## Begin Records supplied

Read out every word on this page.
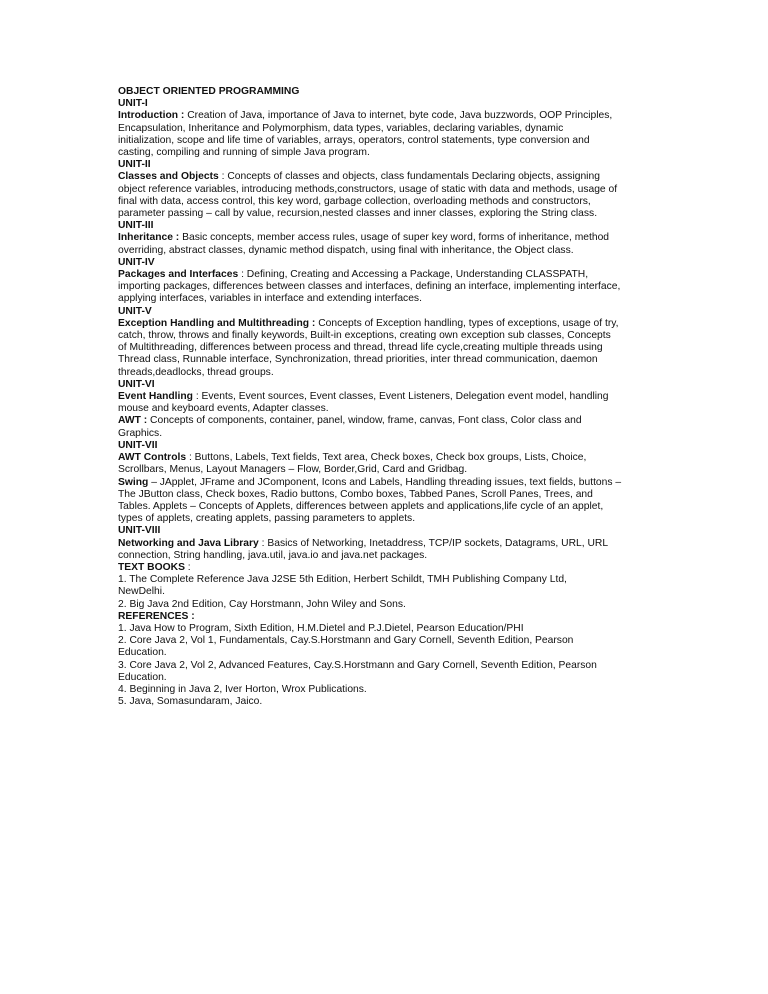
OBJECT ORIENTED PROGRAMMING
UNIT-I
Introduction : Creation of Java, importance of Java to internet, byte code, Java buzzwords, OOP Principles,
Encapsulation, Inheritance and Polymorphism, data types, variables, declaring variables, dynamic
initialization, scope and life time of variables, arrays, operators, control statements, type conversion and
casting, compiling and running of simple Java program.
UNIT-II
Classes and Objects : Concepts of classes and objects, class fundamentals Declaring objects, assigning
object reference variables, introducing methods,constructors, usage of static with data and methods, usage of
final with data, access control, this key word, garbage collection, overloading methods and constructors,
parameter passing – call by value, recursion,nested classes and inner classes, exploring the String class.
UNIT-III
Inheritance : Basic concepts, member access rules, usage of super key word, forms of inheritance, method
overriding, abstract classes, dynamic method dispatch, using final with inheritance, the Object class.
UNIT-IV
Packages and Interfaces : Defining, Creating and Accessing a Package, Understanding CLASSPATH,
importing packages, differences between classes and interfaces, defining an interface, implementing interface,
applying interfaces, variables in interface and extending interfaces.
UNIT-V
Exception Handling and Multithreading : Concepts of Exception handling, types of exceptions, usage of try,
catch, throw, throws and finally keywords, Built-in exceptions, creating own exception sub classes, Concepts
of Multithreading, differences between process and thread, thread life cycle,creating multiple threads using
Thread class, Runnable interface, Synchronization, thread priorities, inter thread communication, daemon
threads,deadlocks, thread groups.
UNIT-VI
Event Handling : Events, Event sources, Event classes, Event Listeners, Delegation event model, handling
mouse and keyboard events, Adapter classes.
AWT : Concepts of components, container, panel, window, frame, canvas, Font class, Color class and
Graphics.
UNIT-VII
AWT Controls : Buttons, Labels, Text fields, Text area, Check boxes, Check box groups, Lists, Choice,
Scrollbars, Menus, Layout Managers – Flow, Border,Grid, Card and Gridbag.
Swing – JApplet, JFrame and JComponent, Icons and Labels, Handling threading issues, text fields, buttons –
The JButton class, Check boxes, Radio buttons, Combo boxes, Tabbed Panes, Scroll Panes, Trees, and
Tables. Applets – Concepts of Applets, differences between applets and applications,life cycle of an applet,
types of applets, creating applets, passing parameters to applets.
UNIT-VIII
Networking and Java Library : Basics of Networking, Inetaddress, TCP/IP sockets, Datagrams, URL, URL
connection, String handling, java.util, java.io and java.net packages.
TEXT BOOKS :
1. The Complete Reference Java J2SE 5th Edition, Herbert Schildt, TMH Publishing Company Ltd,
NewDelhi.
2. Big Java 2nd Edition, Cay Horstmann, John Wiley and Sons.
REFERENCES :
1. Java How to Program, Sixth Edition, H.M.Dietel and P.J.Dietel, Pearson Education/PHI
2. Core Java 2, Vol 1, Fundamentals, Cay.S.Horstmann and Gary Cornell, Seventh Edition, Pearson
Education.
3. Core Java 2, Vol 2, Advanced Features, Cay.S.Horstmann and Gary Cornell, Seventh Edition, Pearson
Education.
4. Beginning in Java 2, Iver Horton, Wrox Publications.
5. Java, Somasundaram, Jaico.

## End Records supplied

* **What is expected**: Copy the whole of the material above exactly, but not its images.

* **Response**:
Read out every word on this page.
OBJECT ORIENTED PROGRAMMING
UNIT-I
Introduction : Creation of Java, importance of Java to internet, byte code, Java buzzwords, OOP Principles,
Encapsulation, Inheritance and Polymorphism, data types, variables, declaring variables, dynamic
initialization, scope and life time of variables, arrays, operators, control statements, type conversion and
casting, compiling and running of simple Java program.
UNIT-II
Classes and Objects : Concepts of classes and objects, class fundamentals Declaring objects, assigning
object reference variables, introducing methods,constructors, usage of static with data and methods, usage of
final with data, access control, this key word, garbage collection, overloading methods and constructors,
parameter passing – call by value, recursion,nested classes and inner classes, exploring the String class.
UNIT-III
Inheritance : Basic concepts, member access rules, usage of super key word, forms of inheritance, method
overriding, abstract classes, dynamic method dispatch, using final with inheritance, the Object class.
UNIT-IV
Packages and Interfaces : Defining, Creating and Accessing a Package, Understanding CLASSPATH,
importing packages, differences between classes and interfaces, defining an interface, implementing interface,
applying interfaces, variables in interface and extending interfaces.
UNIT-V
Exception Handling and Multithreading : Concepts of Exception handling, types of exceptions, usage of try,
catch, throw, throws and finally keywords, Built-in exceptions, creating own exception sub classes, Concepts
of Multithreading, differences between process and thread, thread life cycle,creating multiple threads using
Thread class, Runnable interface, Synchronization, thread priorities, inter thread communication, daemon
threads,deadlocks, thread groups.
UNIT-VI
Event Handling : Events, Event sources, Event classes, Event Listeners, Delegation event model, handling
mouse and keyboard events, Adapter classes.
AWT : Concepts of components, container, panel, window, frame, canvas, Font class, Color class and
Graphics.
UNIT-VII
AWT Controls : Buttons, Labels, Text fields, Text area, Check boxes, Check box groups, Lists, Choice,
Scrollbars, Menus, Layout Managers – Flow, Border,Grid, Card and Gridbag.
Swing – JApplet, JFrame and JComponent, Icons and Labels, Handling threading issues, text fields, buttons –
The JButton class, Check boxes, Radio buttons, Combo boxes, Tabbed Panes, Scroll Panes, Trees, and
Tables. Applets – Concepts of Applets, differences between applets and applications,life cycle of an applet,
types of applets, creating applets, passing parameters to applets.
UNIT-VIII
Networking and Java Library : Basics of Networking, Inetaddress, TCP/IP sockets, Datagrams, URL, URL
connection, String handling, java.util, java.io and java.net packages.
TEXT BOOKS :
1. The Complete Reference Java J2SE 5th Edition, Herbert Schildt, TMH Publishing Company Ltd,
NewDelhi.
2. Big Java 2nd Edition, Cay Horstmann, John Wiley and Sons.
REFERENCES :
1. Java How to Program, Sixth Edition, H.M.Dietel and P.J.Dietel, Pearson Education/PHI
2. Core Java 2, Vol 1, Fundamentals, Cay.S.Horstmann and Gary Cornell, Seventh Edition, Pearson
Education.
3. Core Java 2, Vol 2, Advanced Features, Cay.S.Horstmann and Gary Cornell, Seventh Edition, Pearson
Education.
4. Beginning in Java 2, Iver Horton, Wrox Publications.
5. Java, Somasundaram, Jaico.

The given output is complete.